▶ [Short exercise A]: In the openDAQ tutorial, reproduce the wording from "Cleaning up the" up to and including "to our desires.".
▶ [Short exercise B]: List every item the openDAQ tutorial says the reader needs to download.
▶ [Short exercise C]: According to the openDAQ tutorial, why is the timing between points in the temperature-versus-time example handled by software?
#### Source passage ####
Some of you have asked us, concerned about the possibility of using Python to generate a custom graphical interface to use with openDAQ, but not having enough experience to build one from scratch.
Based on the two demos which are distributed freely with openDAQ (EasyDAQ and DAQControl), it is easy to modify the code and create a custom application with all the essential elements of a graphical environment to record the signal from one or more sensors.
In this article we will explain step by step how to create a small example consisting on a graph of temperature versus time. The ideas of possible applications that can be created by combining Python and openDAQ are endless, but I think this simple tutorial can serve as a starting guide to create your own applications.
For this example we will use the code of the example program DAQControl. We will create an application that generates a graph of temperature versus time. The timing between points is not critical, so it will be performed by software.
Cleaning up the code
First step, of course, is getting the original code and the building tools necessary to run the entire process. On the Support page you will find links to download the Python IDE and some libraries used in our examples. You will find information of the respective installation process in the download pages. You will also need, of course, to download the source code for DAQControl from GitHub.
The process that we will follow is modify the code of DAQControl to make it more suitable to our desires.
#### Recorded information ####
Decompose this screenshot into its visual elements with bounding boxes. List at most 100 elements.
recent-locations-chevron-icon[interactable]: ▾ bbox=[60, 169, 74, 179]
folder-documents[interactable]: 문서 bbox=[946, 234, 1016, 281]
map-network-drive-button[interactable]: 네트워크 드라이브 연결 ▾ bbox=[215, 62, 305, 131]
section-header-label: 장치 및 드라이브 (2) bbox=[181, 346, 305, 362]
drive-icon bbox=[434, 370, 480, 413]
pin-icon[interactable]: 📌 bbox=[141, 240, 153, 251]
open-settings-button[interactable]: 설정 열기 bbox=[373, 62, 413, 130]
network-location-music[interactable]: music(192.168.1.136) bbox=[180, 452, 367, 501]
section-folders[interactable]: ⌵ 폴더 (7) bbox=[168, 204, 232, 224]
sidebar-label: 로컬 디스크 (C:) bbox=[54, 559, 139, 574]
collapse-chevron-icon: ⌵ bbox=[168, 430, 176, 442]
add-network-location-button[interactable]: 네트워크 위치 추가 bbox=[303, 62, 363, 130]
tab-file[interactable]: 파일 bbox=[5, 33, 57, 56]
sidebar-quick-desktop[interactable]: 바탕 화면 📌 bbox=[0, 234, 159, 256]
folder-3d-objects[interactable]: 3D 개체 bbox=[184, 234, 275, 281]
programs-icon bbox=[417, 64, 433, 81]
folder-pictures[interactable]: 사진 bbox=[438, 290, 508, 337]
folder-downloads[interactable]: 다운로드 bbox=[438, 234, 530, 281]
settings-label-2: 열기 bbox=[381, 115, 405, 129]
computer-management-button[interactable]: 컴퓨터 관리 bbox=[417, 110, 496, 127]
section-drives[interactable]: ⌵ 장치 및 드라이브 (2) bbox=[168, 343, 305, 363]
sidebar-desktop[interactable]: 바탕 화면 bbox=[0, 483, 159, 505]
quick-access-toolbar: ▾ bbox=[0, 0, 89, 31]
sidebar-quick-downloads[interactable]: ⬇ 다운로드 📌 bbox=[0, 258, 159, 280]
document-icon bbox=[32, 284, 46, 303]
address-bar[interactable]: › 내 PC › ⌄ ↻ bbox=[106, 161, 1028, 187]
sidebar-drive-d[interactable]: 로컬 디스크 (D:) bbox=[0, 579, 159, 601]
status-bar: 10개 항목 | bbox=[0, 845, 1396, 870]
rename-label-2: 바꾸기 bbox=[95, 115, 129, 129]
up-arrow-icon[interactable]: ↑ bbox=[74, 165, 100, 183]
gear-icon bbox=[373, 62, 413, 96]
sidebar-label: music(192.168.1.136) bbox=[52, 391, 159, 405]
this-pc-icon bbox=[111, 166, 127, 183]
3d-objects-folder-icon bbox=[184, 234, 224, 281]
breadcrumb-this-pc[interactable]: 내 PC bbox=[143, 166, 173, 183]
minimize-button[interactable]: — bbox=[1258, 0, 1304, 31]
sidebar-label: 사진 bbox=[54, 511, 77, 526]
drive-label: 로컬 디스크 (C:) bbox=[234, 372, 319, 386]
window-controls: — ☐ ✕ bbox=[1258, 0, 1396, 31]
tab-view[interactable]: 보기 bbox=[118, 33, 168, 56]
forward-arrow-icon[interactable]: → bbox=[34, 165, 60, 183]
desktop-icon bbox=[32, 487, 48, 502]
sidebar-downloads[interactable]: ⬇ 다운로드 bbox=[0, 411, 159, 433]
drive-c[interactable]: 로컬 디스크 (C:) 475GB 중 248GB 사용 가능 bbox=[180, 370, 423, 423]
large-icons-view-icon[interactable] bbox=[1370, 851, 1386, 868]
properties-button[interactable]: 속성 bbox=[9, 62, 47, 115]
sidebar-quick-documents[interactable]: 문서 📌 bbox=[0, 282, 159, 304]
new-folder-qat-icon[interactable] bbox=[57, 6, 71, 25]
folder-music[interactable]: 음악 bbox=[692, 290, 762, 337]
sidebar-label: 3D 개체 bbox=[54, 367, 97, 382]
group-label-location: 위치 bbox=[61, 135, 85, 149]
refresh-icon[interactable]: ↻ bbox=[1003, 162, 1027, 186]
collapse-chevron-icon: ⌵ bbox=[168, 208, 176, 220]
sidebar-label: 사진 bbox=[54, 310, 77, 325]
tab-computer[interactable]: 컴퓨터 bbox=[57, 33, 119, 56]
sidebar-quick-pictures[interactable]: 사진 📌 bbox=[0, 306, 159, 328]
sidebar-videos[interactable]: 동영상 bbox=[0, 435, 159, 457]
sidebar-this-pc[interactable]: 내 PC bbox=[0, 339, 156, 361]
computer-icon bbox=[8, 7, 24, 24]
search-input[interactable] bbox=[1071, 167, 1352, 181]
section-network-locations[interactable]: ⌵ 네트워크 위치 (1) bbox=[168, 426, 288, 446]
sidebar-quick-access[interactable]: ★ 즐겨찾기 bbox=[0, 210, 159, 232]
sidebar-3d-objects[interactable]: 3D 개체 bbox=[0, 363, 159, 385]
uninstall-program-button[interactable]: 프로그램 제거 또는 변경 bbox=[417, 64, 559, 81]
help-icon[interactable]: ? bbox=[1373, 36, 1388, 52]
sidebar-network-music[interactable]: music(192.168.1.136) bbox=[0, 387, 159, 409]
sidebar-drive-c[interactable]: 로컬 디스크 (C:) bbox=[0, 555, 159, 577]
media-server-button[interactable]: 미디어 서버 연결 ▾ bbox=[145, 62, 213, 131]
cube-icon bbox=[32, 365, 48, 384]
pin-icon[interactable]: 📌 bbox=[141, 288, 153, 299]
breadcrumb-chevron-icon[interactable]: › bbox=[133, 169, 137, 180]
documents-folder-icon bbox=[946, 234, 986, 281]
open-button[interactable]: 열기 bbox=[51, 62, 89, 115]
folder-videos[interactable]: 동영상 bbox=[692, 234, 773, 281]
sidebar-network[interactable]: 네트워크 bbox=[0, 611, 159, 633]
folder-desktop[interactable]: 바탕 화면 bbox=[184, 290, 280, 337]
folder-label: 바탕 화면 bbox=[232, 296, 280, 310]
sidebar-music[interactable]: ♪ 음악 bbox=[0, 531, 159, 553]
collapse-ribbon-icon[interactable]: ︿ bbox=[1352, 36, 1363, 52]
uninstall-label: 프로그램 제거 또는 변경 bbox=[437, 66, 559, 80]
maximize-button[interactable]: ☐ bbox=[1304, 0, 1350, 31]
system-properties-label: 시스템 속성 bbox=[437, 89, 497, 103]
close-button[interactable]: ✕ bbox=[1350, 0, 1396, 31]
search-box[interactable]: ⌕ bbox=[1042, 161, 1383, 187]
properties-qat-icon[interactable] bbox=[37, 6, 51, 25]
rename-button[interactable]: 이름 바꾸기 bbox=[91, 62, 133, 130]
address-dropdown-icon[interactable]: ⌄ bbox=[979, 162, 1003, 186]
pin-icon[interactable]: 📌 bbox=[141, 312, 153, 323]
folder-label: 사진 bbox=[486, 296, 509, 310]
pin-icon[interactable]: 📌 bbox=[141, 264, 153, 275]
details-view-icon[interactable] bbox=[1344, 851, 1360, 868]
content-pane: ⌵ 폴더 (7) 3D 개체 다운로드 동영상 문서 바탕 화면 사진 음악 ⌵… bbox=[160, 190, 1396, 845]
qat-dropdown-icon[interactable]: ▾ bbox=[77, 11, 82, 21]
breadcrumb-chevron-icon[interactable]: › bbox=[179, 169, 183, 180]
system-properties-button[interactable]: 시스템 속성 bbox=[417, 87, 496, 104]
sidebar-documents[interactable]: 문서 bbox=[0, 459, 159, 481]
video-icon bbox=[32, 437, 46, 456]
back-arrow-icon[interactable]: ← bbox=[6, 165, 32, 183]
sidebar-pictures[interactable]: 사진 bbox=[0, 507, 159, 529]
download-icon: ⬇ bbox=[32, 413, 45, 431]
####
#### Recorded information ####
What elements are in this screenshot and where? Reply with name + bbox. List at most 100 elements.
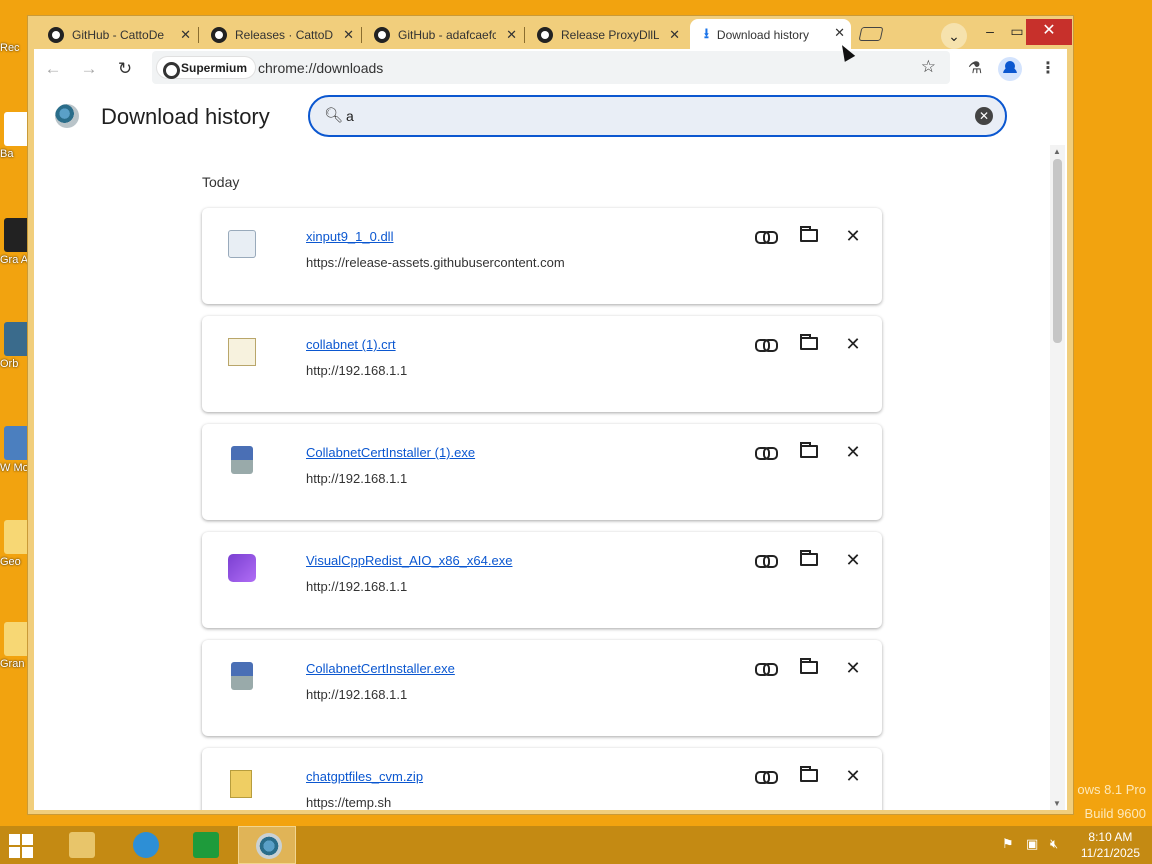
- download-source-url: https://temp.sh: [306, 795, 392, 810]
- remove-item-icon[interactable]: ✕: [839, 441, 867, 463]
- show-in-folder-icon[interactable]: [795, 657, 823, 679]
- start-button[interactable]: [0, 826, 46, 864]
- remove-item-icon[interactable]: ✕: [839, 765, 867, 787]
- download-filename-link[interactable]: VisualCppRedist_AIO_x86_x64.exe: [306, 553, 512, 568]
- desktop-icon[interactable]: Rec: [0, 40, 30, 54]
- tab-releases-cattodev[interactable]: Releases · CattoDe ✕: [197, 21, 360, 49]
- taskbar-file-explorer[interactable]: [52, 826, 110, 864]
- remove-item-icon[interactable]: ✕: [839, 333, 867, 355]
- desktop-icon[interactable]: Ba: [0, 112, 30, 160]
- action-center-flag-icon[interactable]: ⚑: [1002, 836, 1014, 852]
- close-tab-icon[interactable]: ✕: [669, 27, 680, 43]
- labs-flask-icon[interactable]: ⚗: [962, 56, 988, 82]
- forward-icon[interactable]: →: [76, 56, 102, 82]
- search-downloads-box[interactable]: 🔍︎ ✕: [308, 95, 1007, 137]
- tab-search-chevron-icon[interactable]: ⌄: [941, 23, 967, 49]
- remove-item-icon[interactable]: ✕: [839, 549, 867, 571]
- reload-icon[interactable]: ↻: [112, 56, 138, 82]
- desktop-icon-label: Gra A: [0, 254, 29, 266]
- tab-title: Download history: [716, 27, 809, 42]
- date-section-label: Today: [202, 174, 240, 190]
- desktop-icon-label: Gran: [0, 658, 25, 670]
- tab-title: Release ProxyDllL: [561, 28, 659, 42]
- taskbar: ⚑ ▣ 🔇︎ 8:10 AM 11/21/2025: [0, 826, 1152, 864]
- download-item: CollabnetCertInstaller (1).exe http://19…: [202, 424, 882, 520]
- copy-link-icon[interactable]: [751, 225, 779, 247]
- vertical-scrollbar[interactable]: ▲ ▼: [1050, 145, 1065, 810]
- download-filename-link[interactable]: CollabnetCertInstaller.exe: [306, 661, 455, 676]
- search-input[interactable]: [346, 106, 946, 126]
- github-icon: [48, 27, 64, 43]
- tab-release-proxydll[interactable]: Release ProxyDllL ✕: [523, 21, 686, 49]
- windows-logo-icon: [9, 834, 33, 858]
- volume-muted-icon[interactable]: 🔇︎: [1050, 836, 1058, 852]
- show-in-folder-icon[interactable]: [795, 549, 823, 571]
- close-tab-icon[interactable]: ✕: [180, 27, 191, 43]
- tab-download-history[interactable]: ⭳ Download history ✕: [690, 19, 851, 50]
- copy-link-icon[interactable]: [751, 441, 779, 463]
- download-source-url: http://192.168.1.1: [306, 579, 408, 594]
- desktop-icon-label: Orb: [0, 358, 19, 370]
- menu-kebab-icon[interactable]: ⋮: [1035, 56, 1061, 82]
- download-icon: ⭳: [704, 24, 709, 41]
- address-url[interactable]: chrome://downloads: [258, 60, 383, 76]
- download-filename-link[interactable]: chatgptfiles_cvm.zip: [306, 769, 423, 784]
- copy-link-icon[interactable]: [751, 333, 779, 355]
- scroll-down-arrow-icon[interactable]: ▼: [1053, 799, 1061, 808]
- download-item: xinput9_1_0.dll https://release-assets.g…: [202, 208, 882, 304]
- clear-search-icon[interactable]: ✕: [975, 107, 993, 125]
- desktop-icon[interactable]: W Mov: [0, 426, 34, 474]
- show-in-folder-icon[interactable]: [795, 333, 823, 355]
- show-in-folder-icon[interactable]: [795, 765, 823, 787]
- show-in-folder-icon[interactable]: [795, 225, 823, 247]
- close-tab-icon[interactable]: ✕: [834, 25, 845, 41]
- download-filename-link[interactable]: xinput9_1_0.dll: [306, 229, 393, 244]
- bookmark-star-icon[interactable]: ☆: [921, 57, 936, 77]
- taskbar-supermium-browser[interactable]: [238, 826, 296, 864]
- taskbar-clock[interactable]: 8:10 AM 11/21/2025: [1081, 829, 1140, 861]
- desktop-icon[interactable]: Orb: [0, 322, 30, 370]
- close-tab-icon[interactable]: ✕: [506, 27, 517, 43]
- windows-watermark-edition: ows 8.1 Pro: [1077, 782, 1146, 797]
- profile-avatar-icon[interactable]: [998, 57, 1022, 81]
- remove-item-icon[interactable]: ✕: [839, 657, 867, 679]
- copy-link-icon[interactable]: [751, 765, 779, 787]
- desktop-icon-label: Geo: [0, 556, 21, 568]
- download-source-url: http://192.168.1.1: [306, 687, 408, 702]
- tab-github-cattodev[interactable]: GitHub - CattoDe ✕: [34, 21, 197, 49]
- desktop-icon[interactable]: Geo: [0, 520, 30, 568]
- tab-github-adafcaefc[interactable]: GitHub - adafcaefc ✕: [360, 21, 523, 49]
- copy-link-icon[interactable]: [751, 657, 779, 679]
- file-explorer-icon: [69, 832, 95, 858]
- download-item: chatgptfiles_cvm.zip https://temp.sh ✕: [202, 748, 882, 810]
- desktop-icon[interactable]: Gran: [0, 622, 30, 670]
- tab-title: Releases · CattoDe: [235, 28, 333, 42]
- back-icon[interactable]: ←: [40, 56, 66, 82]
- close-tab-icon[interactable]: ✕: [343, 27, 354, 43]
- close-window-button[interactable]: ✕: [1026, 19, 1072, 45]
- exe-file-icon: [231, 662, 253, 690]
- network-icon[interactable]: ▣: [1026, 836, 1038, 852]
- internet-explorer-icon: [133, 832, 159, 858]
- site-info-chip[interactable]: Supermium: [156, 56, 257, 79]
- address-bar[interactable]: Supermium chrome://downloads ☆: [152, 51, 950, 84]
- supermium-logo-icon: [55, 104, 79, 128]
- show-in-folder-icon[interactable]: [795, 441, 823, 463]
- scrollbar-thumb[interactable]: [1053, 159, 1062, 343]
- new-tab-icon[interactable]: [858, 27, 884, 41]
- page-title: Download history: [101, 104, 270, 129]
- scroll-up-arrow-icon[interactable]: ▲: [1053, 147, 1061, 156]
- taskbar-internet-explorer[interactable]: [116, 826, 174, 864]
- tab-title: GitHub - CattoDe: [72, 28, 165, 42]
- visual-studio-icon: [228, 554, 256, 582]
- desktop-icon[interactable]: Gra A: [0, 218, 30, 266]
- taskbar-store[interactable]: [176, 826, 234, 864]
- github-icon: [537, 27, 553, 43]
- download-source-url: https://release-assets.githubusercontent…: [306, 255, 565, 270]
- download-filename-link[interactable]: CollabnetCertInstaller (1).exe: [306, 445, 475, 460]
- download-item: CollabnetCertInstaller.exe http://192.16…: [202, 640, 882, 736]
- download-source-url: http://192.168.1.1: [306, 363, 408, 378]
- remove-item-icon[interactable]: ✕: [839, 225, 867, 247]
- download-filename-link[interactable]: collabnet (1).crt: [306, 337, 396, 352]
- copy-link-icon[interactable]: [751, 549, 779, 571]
####
#### Recorded information ####
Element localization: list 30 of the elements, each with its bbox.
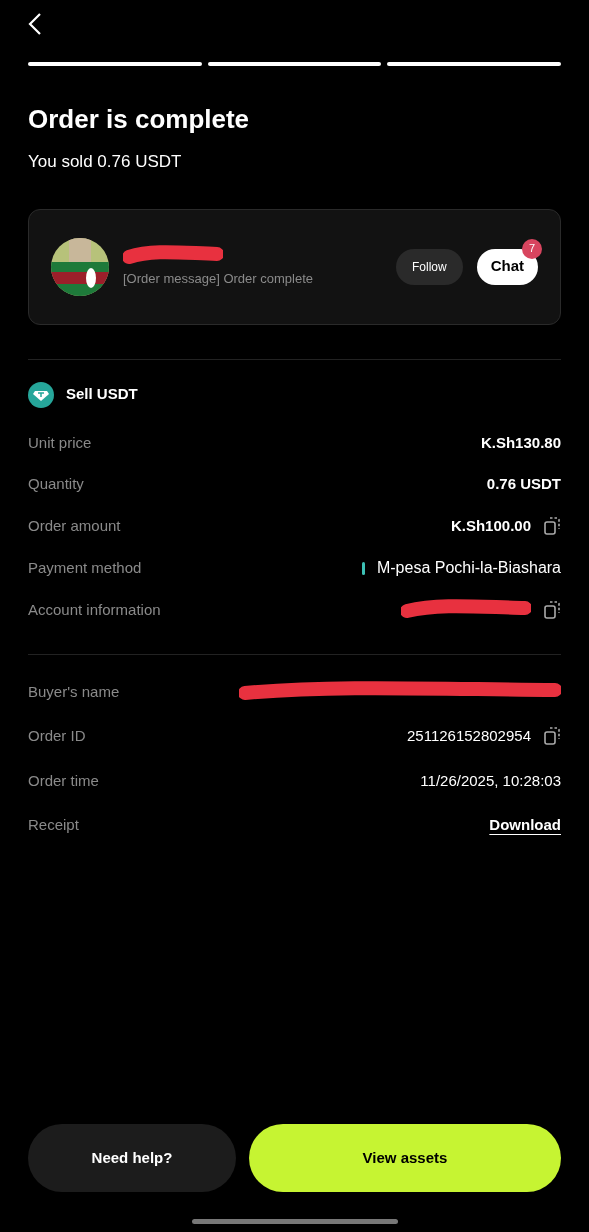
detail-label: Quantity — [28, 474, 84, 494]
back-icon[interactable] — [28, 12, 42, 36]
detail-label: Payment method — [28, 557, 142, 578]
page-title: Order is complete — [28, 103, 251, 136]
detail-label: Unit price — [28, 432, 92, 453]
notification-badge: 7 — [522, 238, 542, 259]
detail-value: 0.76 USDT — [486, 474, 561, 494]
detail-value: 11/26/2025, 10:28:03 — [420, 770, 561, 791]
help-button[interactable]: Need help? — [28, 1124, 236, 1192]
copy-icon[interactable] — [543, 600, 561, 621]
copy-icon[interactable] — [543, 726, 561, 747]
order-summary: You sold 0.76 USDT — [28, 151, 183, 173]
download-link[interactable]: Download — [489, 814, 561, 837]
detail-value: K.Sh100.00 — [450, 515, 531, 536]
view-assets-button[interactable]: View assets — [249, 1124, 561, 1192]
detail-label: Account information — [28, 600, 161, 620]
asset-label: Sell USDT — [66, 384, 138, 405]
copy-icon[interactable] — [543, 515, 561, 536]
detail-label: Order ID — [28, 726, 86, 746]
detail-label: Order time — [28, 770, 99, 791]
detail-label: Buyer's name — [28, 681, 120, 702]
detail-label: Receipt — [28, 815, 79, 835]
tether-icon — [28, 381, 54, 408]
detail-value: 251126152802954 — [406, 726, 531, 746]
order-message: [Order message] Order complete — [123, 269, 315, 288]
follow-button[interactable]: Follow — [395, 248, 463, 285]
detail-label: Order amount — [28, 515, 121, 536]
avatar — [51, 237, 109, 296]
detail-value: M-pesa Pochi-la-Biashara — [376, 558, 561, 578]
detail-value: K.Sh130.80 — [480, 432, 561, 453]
####
▶ [Task result A]:
Cleaning up the code
First step, of course, is getting the original code and the building tools necessary to run the entire process. On the Support page you will find links to download the Python IDE and some libraries used in our examples. You will find information of the respective installation process in the download pages. You will also need, of course, to download the source code for DAQControl from GitHub.
The process that we will follow is modify the code of DAQControl to make it more suitable to our desires.

▶ [Task result B]:
- The Python IDE
- Some libraries used in the examples
- The source code for DAQControl, from GitHub

▶ [Task result C]: The timing between points is not critical for this example, so software can perform it.